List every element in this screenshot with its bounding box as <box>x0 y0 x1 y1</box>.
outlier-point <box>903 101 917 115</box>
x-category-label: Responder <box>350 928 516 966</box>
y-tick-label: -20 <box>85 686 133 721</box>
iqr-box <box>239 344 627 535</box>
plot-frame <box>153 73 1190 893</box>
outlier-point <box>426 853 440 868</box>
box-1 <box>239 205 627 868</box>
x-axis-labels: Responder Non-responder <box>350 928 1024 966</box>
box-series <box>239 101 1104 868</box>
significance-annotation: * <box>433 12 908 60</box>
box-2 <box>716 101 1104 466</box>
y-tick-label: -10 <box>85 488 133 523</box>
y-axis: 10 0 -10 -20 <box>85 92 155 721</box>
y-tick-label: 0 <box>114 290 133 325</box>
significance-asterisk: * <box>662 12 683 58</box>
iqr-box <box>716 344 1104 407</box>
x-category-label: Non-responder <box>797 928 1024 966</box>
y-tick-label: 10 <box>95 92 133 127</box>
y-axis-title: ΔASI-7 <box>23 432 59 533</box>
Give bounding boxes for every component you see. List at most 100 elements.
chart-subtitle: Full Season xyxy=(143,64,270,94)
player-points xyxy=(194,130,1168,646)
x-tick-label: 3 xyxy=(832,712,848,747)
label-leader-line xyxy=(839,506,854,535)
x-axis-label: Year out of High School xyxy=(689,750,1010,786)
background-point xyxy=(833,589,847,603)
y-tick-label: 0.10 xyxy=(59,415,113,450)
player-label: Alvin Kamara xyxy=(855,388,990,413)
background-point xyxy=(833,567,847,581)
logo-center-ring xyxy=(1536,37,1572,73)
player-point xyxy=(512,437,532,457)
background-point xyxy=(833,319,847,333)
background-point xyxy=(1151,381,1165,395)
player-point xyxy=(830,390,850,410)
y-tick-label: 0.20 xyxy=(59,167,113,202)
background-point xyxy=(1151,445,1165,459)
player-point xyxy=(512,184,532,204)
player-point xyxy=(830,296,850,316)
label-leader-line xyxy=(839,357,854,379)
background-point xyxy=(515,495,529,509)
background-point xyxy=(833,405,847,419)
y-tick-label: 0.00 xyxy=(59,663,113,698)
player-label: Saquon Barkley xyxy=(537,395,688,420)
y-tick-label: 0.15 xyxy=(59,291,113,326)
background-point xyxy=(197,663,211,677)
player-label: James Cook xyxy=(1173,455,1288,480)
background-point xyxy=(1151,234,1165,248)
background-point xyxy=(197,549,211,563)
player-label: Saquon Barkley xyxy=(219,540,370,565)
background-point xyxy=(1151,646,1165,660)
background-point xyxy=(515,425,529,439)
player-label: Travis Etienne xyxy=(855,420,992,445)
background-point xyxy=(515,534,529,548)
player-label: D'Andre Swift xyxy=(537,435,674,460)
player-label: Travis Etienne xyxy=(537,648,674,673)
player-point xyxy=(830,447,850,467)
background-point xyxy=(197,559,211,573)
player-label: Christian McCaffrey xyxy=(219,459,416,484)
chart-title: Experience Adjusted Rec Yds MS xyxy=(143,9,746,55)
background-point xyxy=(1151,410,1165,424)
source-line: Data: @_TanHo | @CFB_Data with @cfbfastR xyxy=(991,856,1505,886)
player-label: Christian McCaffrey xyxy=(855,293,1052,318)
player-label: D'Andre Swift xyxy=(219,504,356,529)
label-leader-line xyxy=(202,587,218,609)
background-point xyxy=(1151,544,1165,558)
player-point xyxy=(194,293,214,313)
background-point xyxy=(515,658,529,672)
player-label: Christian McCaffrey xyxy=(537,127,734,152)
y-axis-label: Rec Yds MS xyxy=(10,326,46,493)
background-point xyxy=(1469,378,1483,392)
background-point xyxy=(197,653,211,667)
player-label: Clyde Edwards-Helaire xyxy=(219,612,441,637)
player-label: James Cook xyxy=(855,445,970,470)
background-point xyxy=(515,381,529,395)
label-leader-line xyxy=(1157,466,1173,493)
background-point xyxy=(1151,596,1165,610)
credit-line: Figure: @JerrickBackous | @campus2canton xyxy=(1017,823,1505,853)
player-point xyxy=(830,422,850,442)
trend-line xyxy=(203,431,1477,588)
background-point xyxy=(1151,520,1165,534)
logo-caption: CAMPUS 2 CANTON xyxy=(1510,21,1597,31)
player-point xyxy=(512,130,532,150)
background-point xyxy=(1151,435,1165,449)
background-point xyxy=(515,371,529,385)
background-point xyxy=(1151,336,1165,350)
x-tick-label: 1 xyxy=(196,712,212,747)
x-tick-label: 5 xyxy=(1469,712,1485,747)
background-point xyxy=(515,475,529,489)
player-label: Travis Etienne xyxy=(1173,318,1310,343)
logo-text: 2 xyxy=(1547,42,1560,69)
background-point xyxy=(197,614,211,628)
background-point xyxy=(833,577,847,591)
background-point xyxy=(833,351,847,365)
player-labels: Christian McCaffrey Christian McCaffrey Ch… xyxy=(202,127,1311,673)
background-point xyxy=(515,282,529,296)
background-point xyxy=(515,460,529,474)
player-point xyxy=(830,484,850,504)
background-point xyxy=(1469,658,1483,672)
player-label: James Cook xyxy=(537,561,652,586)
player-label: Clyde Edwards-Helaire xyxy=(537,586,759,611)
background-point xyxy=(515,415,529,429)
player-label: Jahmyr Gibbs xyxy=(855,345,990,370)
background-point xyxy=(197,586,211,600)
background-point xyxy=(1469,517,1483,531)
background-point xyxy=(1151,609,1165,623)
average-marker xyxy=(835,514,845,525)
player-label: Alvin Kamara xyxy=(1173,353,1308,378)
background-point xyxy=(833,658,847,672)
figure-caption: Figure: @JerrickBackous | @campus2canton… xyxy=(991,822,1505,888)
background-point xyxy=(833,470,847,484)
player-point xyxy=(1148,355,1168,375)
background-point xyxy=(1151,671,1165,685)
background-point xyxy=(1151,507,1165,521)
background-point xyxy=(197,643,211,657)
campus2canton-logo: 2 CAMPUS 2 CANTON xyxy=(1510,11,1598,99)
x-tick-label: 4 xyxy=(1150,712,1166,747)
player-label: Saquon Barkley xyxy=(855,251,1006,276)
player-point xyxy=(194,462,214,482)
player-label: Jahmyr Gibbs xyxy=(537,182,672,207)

→ THE PROBLEM
Pull out each line of the records above that contains the word "Gibbs".

→ CORRECT ANSWER
player-label: Jahmyr Gibbs xyxy=(855,345,990,370)
player-label: Jahmyr Gibbs xyxy=(537,182,672,207)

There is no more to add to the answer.